Scan the material below for lines with the word "Nova" and report how many there are, with nothing added.

# Start of Data records

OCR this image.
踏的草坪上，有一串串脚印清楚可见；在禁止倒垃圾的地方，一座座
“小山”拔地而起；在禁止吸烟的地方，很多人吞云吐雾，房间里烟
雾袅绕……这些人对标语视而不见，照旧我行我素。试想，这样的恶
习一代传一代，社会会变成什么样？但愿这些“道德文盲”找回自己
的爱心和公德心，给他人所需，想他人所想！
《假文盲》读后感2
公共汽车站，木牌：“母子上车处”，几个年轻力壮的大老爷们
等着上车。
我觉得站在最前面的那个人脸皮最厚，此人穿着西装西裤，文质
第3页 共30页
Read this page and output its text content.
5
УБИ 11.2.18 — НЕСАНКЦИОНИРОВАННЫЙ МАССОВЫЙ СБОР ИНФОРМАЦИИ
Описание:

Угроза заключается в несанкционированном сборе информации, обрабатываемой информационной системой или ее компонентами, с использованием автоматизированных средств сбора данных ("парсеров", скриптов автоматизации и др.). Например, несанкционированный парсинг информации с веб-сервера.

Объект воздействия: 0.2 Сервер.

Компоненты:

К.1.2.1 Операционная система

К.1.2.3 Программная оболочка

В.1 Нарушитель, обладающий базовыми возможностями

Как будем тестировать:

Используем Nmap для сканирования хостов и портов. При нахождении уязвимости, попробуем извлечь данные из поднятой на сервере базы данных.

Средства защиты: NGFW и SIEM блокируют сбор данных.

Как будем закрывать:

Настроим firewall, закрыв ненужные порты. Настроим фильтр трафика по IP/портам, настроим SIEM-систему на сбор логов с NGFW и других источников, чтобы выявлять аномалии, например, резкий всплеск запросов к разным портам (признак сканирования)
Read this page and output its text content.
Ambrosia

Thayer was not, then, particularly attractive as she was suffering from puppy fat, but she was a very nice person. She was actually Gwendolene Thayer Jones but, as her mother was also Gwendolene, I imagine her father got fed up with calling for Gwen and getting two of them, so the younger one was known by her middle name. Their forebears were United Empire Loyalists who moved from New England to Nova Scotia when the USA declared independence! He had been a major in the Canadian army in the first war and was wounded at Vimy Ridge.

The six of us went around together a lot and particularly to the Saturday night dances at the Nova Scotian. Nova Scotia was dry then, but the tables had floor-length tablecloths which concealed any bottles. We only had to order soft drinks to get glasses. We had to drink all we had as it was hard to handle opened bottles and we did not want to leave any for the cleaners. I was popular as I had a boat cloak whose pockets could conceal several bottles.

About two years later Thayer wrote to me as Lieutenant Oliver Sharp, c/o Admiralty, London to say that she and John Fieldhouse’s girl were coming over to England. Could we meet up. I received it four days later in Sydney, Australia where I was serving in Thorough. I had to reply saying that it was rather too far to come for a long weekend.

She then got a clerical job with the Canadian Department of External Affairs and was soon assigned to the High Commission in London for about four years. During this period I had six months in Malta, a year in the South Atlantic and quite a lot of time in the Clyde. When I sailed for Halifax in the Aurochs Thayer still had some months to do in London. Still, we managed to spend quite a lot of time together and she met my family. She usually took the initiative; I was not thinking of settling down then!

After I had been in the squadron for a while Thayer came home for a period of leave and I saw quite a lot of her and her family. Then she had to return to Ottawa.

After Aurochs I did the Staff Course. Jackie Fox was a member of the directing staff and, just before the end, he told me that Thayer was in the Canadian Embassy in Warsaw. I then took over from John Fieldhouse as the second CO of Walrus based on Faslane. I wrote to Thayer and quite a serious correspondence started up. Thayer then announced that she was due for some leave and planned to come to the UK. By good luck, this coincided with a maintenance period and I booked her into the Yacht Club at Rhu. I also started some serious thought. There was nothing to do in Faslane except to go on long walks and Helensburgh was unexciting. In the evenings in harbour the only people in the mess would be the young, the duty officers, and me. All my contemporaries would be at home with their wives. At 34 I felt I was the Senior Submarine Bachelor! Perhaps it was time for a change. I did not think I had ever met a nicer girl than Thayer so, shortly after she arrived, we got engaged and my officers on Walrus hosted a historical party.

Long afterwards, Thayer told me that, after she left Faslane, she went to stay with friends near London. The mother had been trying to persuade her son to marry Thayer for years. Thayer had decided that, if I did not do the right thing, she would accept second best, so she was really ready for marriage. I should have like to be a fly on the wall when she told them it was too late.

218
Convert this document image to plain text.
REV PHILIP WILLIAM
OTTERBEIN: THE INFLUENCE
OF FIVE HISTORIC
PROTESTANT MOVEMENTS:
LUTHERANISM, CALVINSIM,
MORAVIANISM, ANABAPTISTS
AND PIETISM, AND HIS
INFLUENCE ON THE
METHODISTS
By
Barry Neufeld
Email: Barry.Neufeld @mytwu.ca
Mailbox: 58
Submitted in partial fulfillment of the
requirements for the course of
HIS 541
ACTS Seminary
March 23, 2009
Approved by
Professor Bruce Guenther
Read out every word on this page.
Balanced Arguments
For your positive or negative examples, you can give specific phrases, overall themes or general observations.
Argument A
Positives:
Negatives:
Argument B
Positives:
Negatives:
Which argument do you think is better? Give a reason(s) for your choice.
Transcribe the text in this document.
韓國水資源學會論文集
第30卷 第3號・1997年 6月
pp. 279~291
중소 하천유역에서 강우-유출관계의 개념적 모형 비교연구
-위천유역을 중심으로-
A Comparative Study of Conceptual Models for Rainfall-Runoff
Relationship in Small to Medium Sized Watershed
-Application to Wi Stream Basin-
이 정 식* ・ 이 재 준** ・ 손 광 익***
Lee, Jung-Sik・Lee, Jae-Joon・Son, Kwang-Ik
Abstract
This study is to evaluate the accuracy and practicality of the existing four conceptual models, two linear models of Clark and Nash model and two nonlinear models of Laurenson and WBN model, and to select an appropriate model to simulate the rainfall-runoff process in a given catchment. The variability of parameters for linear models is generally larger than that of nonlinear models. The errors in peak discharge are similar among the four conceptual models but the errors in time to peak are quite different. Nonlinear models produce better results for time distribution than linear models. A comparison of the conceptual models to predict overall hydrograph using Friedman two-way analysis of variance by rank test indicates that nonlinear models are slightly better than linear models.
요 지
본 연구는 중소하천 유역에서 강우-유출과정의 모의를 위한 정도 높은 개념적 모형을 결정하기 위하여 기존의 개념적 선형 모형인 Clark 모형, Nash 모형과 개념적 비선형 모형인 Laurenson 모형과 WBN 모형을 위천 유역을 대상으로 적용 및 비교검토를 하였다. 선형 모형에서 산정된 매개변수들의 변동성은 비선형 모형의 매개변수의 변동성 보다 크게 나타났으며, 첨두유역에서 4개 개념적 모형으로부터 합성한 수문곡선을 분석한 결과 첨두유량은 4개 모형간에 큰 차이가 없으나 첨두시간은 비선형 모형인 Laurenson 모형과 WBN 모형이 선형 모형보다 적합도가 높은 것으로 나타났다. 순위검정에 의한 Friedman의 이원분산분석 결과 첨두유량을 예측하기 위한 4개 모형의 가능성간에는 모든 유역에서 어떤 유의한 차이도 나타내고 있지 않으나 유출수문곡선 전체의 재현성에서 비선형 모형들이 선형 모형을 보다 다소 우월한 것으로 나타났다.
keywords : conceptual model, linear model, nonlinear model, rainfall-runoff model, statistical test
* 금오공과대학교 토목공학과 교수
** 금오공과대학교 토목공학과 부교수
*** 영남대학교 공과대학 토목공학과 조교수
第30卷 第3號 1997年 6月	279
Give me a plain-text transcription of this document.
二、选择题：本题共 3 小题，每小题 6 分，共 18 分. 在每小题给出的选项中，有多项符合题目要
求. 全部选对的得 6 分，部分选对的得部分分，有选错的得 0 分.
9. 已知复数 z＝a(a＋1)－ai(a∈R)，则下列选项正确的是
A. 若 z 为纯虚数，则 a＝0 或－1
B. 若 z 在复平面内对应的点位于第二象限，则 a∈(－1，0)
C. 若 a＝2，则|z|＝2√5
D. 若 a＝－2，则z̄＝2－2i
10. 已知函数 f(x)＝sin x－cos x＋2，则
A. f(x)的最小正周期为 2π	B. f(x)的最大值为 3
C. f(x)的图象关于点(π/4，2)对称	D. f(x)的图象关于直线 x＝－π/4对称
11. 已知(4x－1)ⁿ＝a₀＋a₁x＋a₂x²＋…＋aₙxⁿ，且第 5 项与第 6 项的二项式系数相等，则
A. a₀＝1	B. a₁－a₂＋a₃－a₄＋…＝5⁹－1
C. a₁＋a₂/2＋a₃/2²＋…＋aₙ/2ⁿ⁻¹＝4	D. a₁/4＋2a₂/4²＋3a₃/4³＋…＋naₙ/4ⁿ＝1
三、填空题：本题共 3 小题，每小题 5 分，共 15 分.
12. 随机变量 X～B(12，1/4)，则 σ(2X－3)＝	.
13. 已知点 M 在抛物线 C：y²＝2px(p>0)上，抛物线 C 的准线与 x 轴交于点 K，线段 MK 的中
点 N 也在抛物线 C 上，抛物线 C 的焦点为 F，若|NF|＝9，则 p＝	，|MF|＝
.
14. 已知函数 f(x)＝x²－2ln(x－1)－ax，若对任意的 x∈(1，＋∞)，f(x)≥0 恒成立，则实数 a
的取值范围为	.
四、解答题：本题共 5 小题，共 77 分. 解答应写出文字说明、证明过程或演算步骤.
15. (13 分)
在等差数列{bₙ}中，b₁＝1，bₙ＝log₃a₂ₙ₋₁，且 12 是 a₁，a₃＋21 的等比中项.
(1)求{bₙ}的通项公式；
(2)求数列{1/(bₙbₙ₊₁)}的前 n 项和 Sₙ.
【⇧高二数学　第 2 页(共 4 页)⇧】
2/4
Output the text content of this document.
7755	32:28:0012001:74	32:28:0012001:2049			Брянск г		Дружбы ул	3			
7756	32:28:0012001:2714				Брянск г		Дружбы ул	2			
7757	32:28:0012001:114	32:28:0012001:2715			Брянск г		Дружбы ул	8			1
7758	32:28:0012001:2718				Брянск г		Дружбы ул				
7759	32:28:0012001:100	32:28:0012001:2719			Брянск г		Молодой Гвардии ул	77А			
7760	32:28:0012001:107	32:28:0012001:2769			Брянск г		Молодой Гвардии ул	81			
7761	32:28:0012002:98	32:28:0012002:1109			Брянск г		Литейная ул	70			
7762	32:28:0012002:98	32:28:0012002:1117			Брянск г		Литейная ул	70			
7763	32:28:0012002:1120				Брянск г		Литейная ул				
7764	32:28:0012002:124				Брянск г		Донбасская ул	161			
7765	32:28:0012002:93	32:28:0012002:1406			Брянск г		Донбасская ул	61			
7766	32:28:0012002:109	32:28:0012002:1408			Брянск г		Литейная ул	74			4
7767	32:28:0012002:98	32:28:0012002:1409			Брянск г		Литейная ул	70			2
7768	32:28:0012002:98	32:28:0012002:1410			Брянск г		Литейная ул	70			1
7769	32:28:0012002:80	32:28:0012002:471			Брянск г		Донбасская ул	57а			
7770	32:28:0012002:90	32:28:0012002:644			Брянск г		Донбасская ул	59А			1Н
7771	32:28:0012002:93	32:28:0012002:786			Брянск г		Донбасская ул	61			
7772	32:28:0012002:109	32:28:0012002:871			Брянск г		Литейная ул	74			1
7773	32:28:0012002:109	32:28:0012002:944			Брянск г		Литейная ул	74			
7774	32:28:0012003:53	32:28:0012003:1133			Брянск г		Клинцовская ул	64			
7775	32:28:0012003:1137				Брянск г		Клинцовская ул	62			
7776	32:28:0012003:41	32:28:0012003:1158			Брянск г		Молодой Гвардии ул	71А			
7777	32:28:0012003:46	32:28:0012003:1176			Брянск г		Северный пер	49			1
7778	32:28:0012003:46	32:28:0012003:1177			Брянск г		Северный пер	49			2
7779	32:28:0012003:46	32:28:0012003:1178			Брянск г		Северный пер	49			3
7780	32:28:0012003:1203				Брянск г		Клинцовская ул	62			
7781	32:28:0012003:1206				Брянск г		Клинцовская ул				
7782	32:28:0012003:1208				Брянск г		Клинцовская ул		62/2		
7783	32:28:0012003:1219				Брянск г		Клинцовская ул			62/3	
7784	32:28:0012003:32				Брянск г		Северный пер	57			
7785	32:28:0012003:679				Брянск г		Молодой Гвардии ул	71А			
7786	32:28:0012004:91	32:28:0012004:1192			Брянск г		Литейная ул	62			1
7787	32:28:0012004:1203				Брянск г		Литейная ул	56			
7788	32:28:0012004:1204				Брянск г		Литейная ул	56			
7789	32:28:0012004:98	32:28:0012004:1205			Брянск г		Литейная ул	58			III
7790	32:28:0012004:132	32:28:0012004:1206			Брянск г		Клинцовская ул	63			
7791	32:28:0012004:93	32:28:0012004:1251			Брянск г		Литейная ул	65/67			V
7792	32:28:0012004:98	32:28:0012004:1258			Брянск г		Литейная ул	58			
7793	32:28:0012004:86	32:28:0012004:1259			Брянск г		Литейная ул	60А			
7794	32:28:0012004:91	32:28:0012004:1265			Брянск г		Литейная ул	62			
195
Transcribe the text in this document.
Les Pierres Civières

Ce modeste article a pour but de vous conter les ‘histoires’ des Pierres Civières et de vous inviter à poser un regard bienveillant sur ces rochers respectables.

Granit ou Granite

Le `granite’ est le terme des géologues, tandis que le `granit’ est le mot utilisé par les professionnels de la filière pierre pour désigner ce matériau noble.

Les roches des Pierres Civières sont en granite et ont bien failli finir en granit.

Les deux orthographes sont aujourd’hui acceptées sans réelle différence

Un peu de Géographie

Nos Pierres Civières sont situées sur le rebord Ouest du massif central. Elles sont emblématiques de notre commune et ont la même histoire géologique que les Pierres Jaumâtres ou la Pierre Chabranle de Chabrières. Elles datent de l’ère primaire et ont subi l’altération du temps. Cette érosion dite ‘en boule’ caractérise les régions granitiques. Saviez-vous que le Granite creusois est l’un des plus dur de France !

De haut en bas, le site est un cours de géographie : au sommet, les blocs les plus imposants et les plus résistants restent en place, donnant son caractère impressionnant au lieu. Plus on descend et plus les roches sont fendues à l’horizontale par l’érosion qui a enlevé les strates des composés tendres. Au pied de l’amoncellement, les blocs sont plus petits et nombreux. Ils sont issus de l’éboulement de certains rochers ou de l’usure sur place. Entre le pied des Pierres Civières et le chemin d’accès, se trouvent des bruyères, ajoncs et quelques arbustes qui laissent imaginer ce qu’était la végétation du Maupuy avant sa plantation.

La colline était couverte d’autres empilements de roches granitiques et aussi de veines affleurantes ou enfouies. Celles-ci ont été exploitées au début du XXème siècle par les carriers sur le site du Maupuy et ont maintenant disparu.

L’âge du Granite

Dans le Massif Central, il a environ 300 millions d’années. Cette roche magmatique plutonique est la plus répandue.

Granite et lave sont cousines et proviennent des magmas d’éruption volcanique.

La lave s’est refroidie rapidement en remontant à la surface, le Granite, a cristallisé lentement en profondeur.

# End of Data records

• _Task response_: 2